Exactly reproduce each record listed below.
++++ Dataset entries ++++
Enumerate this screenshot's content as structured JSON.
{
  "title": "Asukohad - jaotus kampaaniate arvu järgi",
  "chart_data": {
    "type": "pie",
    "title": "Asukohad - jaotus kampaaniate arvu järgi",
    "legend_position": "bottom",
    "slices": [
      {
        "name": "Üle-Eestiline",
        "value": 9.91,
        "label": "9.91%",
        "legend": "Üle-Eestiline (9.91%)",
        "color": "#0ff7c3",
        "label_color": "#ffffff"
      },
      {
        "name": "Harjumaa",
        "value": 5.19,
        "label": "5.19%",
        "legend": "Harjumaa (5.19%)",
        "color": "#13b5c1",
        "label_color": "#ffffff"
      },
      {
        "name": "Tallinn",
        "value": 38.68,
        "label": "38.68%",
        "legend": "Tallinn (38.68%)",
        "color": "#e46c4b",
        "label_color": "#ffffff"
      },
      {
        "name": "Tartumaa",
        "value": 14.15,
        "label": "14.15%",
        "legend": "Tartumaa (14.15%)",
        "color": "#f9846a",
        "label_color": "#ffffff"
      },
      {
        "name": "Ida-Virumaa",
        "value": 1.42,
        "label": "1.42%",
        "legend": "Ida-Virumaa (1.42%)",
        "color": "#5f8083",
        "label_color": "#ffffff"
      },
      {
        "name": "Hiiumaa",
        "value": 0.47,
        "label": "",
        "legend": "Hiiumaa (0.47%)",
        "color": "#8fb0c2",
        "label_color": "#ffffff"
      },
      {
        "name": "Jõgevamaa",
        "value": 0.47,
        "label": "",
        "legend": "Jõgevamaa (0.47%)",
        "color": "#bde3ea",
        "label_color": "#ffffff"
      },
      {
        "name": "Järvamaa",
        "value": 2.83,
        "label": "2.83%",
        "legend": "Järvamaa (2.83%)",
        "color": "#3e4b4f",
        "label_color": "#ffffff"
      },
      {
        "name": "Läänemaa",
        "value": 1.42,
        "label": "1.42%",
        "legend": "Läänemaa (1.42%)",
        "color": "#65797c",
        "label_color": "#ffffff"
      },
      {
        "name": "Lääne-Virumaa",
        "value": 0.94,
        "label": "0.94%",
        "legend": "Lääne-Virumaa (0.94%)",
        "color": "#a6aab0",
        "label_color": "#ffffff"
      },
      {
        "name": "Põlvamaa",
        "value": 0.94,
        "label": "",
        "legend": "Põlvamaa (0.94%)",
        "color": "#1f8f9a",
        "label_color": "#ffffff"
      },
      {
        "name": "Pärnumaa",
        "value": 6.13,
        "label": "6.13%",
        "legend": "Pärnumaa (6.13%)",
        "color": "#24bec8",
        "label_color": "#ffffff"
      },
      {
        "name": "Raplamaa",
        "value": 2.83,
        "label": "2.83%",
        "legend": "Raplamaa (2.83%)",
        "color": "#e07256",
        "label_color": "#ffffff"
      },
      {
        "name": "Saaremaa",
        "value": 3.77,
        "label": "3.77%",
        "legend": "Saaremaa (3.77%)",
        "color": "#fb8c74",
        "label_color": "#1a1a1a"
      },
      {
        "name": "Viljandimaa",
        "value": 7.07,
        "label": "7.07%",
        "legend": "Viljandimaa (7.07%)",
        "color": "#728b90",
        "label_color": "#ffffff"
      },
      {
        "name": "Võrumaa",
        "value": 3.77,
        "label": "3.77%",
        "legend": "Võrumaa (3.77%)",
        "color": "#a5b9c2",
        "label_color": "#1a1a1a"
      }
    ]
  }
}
++++
## Correct output
Enumerate this screenshot's content as structured JSON.
{
  "title": "Asukohad - jaotus kampaaniate arvu järgi",
  "chart_data": {
    "type": "pie",
    "title": "Asukohad - jaotus kampaaniate arvu järgi",
    "legend_position": "bottom",
    "slices": [
      {
        "name": "Üle-Eestiline",
        "value": 9.91,
        "label": "9.91%",
        "legend": "Üle-Eestiline (9.91%)",
        "color": "#0ff7c3",
        "label_color": "#ffffff"
      },
      {
        "name": "Harjumaa",
        "value": 5.19,
        "label": "5.19%",
        "legend": "Harjumaa (5.19%)",
        "color": "#13b5c1",
        "label_color": "#ffffff"
      },
      {
        "name": "Tallinn",
        "value": 38.68,
        "label": "38.68%",
        "legend": "Tallinn (38.68%)",
        "color": "#e46c4b",
        "label_color": "#ffffff"
      },
      {
        "name": "Tartumaa",
        "value": 14.15,
        "label": "14.15%",
        "legend": "Tartumaa (14.15%)",
        "color": "#f9846a",
        "label_color": "#ffffff"
      },
      {
        "name": "Ida-Virumaa",
        "value": 1.42,
        "label": "1.42%",
        "legend": "Ida-Virumaa (1.42%)",
        "color": "#5f8083",
        "label_color": "#ffffff"
      },
      {
        "name": "Hiiumaa",
        "value": 0.47,
        "label": "",
        "legend": "Hiiumaa (0.47%)",
        "color": "#8fb0c2",
        "label_color": "#ffffff"
      },
      {
        "name": "Jõgevamaa",
        "value": 0.47,
        "label": "",
        "legend": "Jõgevamaa (0.47%)",
        "color": "#bde3ea",
        "label_color": "#ffffff"
      },
      {
        "name": "Järvamaa",
        "value": 2.83,
        "label": "2.83%",
        "legend": "Järvamaa (2.83%)",
        "color": "#3e4b4f",
        "label_color": "#ffffff"
      },
      {
        "name": "Läänemaa",
        "value": 1.42,
        "label": "1.42%",
        "legend": "Läänemaa (1.42%)",
        "color": "#65797c",
        "label_color": "#ffffff"
      },
      {
        "name": "Lääne-Virumaa",
        "value": 0.94,
        "label": "0.94%",
        "legend": "Lääne-Virumaa (0.94%)",
        "color": "#a6aab0",
        "label_color": "#ffffff"
      },
      {
        "name": "Põlvamaa",
        "value": 0.94,
        "label": "",
        "legend": "Põlvamaa (0.94%)",
        "color": "#1f8f9a",
        "label_color": "#ffffff"
      },
      {
        "name": "Pärnumaa",
        "value": 6.13,
        "label": "6.13%",
        "legend": "Pärnumaa (6.13%)",
        "color": "#24bec8",
        "label_color": "#ffffff"
      },
      {
        "name": "Raplamaa",
        "value": 2.83,
        "label": "2.83%",
        "legend": "Raplamaa (2.83%)",
        "color": "#e07256",
        "label_color": "#ffffff"
      },
      {
        "name": "Saaremaa",
        "value": 3.77,
        "label": "3.77%",
        "legend": "Saaremaa (3.77%)",
        "color": "#fb8c74",
        "label_color": "#1a1a1a"
      },
      {
        "name": "Viljandimaa",
        "value": 7.07,
        "label": "7.07%",
        "legend": "Viljandimaa (7.07%)",
        "color": "#728b90",
        "label_color": "#ffffff"
      },
      {
        "name": "Võrumaa",
        "value": 3.77,
        "label": "3.77%",
        "legend": "Võrumaa (3.77%)",
        "color": "#a5b9c2",
        "label_color": "#1a1a1a"
      }
    ]
  }
}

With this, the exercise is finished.